(Saved data entries)

* * *

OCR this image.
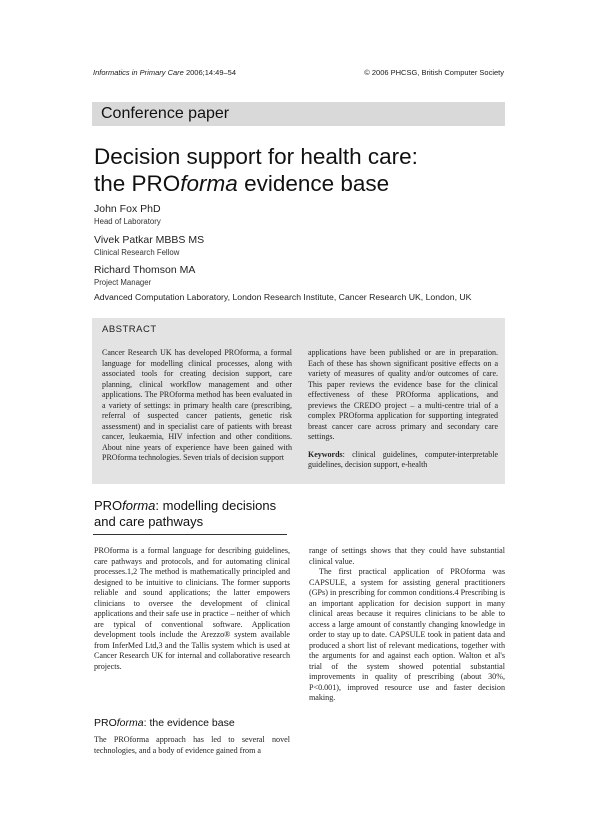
Informatics in Primary Care 2006;14:49–54	© 2006 PHCSG, British Computer Society
Conference paper
Decision support for health care:
the PROforma evidence base
John Fox PhD
Head of Laboratory
Vivek Patkar MBBS MS
Clinical Research Fellow
Richard Thomson MA
Project Manager
Advanced Computation Laboratory, London Research Institute, Cancer Research UK, London, UK
ABSTRACT
Cancer Research UK has developed PROforma, a formal language for modelling clinical processes, along with associated tools for creating decision support, care planning, clinical workflow management and other applications. The PROforma method has been evaluated in a variety of settings: in primary health care (prescribing, referral of suspected cancer patients, genetic risk assessment) and in specialist care of patients with breast cancer, leukaemia, HIV infection and other conditions. About nine years of experience have been gained with PROforma technologies. Seven trials of decision support
applications have been published or are in preparation. Each of these has shown significant positive effects on a variety of measures of quality and/or outcomes of care. This paper reviews the evidence base for the clinical effectiveness of these PROforma applications, and previews the CREDO project – a multi-centre trial of a complex PROforma application for supporting integrated breast cancer care across primary and secondary care settings.
Keywords: clinical guidelines, computer-interpretable guidelines, decision support, e-health
PROforma: modelling decisions and care pathways

PROforma is a formal language for describing guidelines, care pathways and protocols, and for automating clinical processes.1,2 The method is mathematically principled and designed to be intuitive to clinicians. The former supports reliable and sound applications; the latter empowers clinicians to oversee the development of clinical applications and their safe use in practice – neither of which are typical of conventional software. Application development tools include the Arezzo® system available from InferMed Ltd,3 and the Tallis system which is used at Cancer Research UK for internal and collaborative research projects.

PROforma: the evidence base

The PROforma approach has led to several novel technologies, and a body of evidence gained from a

range of settings shows that they could have substantial clinical value.

The first practical application of PROforma was CAPSULE, a system for assisting general practitioners (GPs) in prescribing for common conditions.4 Prescribing is an important application for decision support in many clinical areas because it requires clinicians to be able to access a large amount of constantly changing knowledge in order to stay up to date. CAPSULE took in patient data and produced a short list of relevant medications, together with the arguments for and against each option. Walton et al's trial of the system showed potential substantial improvements in quality of prescribing (about 30%, P<0.001), improved resource use and faster decision making.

* * *

• [WHAT YOU WILL DO]
Copy every line from the records that holds the string "evidence".

• [ANSWER SECTION]
the PROforma evidence base
applications have been published or are in preparation. Each of these has shown significant positive effects on a variety of measures of quality and/or outcomes of care. This paper reviews the evidence base for the clinical effectiveness of these PROforma applications, and previews the CREDO project – a multi-centre trial of a complex PROforma application for supporting integrated breast cancer care across primary and secondary care settings.
PROforma: the evidence base
The PROforma approach has led to several novel technologies, and a body of evidence gained from a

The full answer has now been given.